-- Task to carry out --
From the entries that follow, list every line in which the string "this" appears.

-- Input records --
※

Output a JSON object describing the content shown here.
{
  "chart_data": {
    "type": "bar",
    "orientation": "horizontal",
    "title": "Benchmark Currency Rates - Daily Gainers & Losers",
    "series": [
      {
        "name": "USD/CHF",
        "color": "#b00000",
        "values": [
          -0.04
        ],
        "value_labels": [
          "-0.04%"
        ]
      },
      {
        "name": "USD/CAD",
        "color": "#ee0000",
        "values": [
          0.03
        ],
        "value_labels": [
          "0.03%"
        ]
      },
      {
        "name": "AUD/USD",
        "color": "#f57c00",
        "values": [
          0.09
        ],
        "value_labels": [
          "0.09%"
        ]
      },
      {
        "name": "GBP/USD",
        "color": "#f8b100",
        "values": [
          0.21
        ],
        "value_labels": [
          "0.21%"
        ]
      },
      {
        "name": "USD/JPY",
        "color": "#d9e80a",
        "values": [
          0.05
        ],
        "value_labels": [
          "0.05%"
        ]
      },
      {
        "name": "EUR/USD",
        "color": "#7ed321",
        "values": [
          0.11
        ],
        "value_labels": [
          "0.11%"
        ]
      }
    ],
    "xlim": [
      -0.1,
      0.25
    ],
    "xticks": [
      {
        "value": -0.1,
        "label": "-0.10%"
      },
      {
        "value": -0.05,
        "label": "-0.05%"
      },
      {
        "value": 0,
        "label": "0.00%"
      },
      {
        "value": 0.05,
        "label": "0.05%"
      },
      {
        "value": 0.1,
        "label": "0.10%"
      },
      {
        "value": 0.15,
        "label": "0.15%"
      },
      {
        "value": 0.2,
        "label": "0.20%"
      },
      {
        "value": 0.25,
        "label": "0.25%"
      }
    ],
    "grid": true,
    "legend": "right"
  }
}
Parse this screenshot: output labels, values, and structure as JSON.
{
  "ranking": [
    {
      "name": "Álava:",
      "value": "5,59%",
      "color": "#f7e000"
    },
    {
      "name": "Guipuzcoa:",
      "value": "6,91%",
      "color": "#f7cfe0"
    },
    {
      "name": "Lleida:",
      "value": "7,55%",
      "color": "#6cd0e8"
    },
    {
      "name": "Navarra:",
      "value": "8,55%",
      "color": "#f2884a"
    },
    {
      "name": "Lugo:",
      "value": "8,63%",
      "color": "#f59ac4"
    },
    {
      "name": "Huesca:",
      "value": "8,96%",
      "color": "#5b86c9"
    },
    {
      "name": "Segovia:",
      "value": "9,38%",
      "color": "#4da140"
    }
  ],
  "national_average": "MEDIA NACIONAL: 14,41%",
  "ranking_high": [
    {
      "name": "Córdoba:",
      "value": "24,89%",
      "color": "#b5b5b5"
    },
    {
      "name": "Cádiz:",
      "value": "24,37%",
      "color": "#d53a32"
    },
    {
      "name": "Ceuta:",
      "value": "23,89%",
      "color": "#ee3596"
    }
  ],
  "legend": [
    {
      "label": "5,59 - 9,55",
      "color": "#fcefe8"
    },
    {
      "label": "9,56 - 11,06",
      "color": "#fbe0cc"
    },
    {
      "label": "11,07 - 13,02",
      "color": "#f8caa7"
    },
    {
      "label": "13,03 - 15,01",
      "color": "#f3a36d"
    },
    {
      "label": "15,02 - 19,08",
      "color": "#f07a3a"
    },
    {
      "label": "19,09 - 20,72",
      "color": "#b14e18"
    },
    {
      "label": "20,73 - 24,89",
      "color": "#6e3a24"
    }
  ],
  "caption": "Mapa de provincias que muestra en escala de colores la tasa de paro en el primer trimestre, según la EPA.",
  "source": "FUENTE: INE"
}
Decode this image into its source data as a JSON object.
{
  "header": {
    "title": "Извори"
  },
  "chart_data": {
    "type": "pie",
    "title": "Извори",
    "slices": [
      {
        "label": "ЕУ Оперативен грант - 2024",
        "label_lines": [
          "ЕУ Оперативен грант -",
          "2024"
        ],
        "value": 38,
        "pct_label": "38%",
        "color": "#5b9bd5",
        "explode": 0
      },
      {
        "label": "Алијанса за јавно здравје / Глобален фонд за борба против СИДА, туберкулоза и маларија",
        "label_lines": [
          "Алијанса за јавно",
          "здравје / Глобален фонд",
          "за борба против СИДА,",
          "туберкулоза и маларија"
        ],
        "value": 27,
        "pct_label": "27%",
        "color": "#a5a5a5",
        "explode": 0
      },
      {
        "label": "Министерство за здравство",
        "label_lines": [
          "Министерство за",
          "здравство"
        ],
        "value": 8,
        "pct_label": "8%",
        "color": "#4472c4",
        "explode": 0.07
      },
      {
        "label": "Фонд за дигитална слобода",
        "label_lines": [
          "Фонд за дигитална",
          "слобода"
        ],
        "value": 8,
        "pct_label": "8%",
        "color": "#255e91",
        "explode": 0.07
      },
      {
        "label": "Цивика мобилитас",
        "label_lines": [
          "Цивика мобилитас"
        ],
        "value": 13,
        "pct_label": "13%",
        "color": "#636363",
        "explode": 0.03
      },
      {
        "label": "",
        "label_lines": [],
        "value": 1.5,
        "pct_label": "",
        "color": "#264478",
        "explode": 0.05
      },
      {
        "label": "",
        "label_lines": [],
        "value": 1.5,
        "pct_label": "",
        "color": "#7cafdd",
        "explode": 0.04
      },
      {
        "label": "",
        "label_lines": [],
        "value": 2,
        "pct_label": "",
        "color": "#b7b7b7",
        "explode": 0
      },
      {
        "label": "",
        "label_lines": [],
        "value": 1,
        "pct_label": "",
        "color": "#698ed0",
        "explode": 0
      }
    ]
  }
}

※

-- Problem solution --
Parse this screenshot: output labels, values, and structure as JSON.
Decode this image into its source data as a JSON object.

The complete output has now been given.